[Start INFORMATION SUPPLIED]
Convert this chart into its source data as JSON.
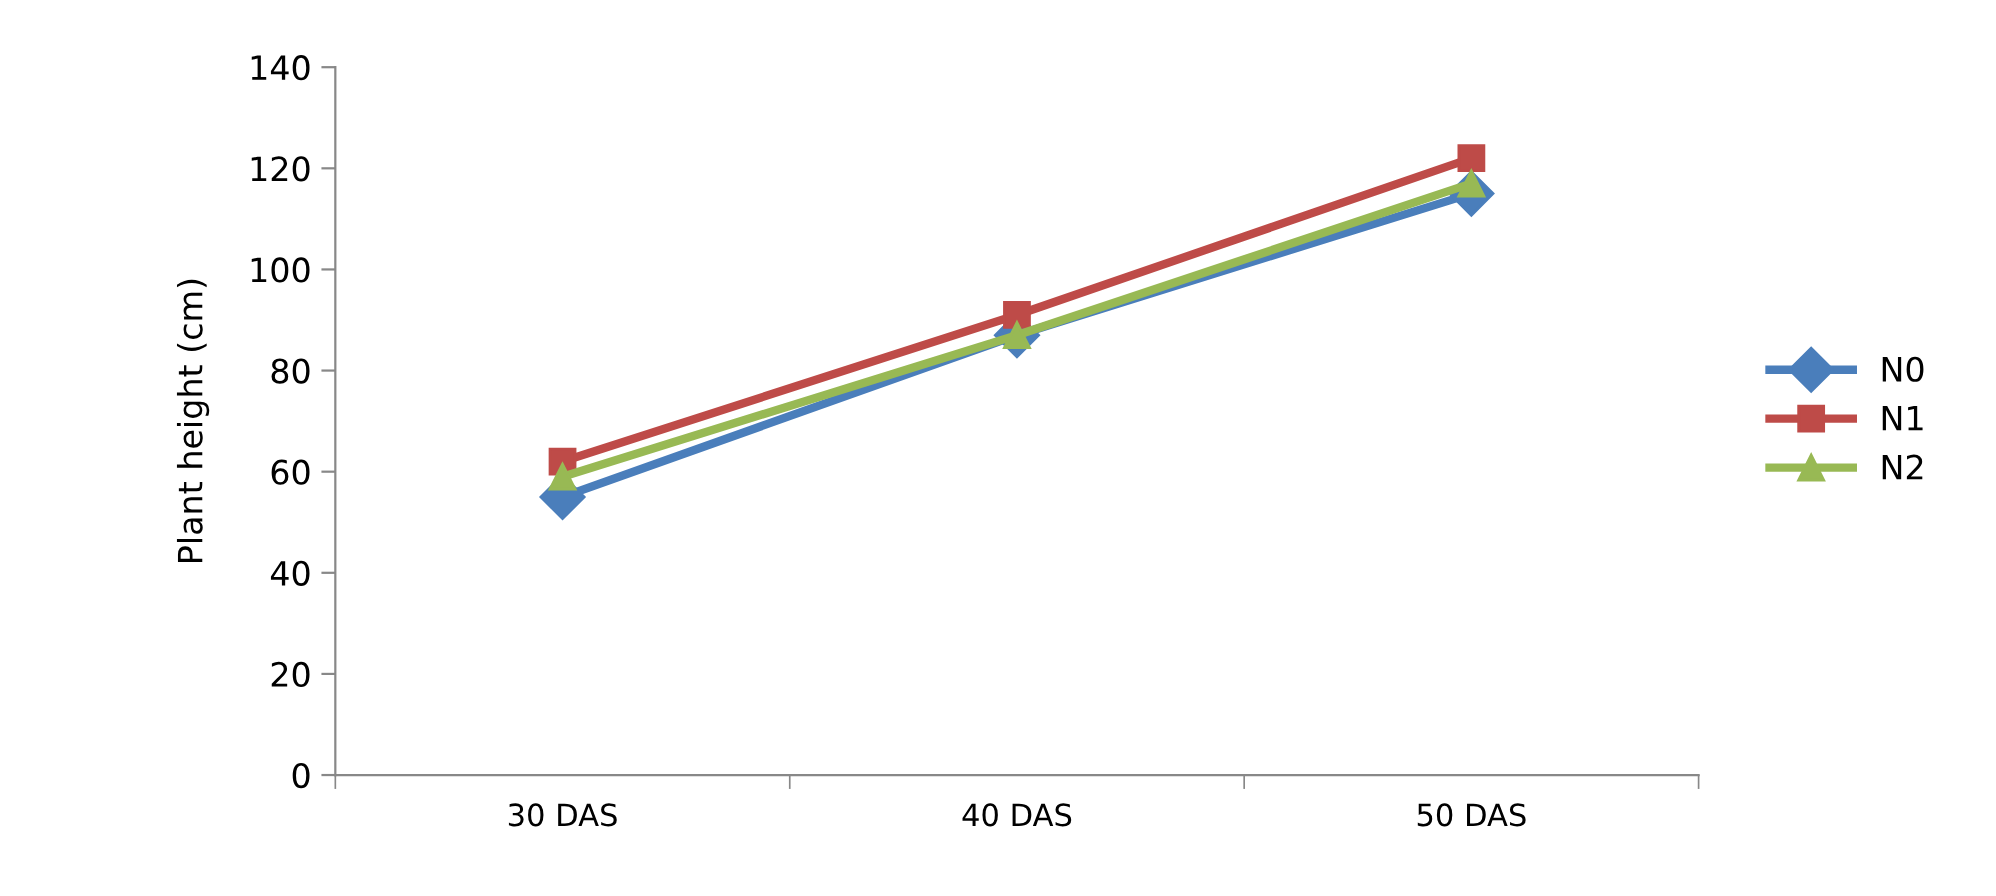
{
  "chart_data": {
    "type": "line",
    "ylabel": "Plant height (cm)",
    "categories": [
      "30 DAS",
      "40 DAS",
      "50 DAS"
    ],
    "series": [
      {
        "name": "N0",
        "color": "#4a7ebb",
        "marker": "diamond",
        "values": [
          55,
          87,
          115
        ]
      },
      {
        "name": "N1",
        "color": "#be4b48",
        "marker": "square",
        "values": [
          62,
          91,
          122
        ]
      },
      {
        "name": "N2",
        "color": "#98b954",
        "marker": "triangle",
        "values": [
          59,
          87,
          117
        ]
      }
    ],
    "ylim": [
      0,
      140
    ],
    "yticks": [
      0,
      20,
      40,
      60,
      80,
      100,
      120,
      140
    ],
    "grid": false,
    "legend": "right",
    "line_style": "solid"
  }
}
[End INFORMATION SUPPLIED]
DO THIS — Copy out every line with the word "color".

WRITTEN ANSWER —
        "color": "#4a7ebb",
        "color": "#be4b48",
        "color": "#98b954",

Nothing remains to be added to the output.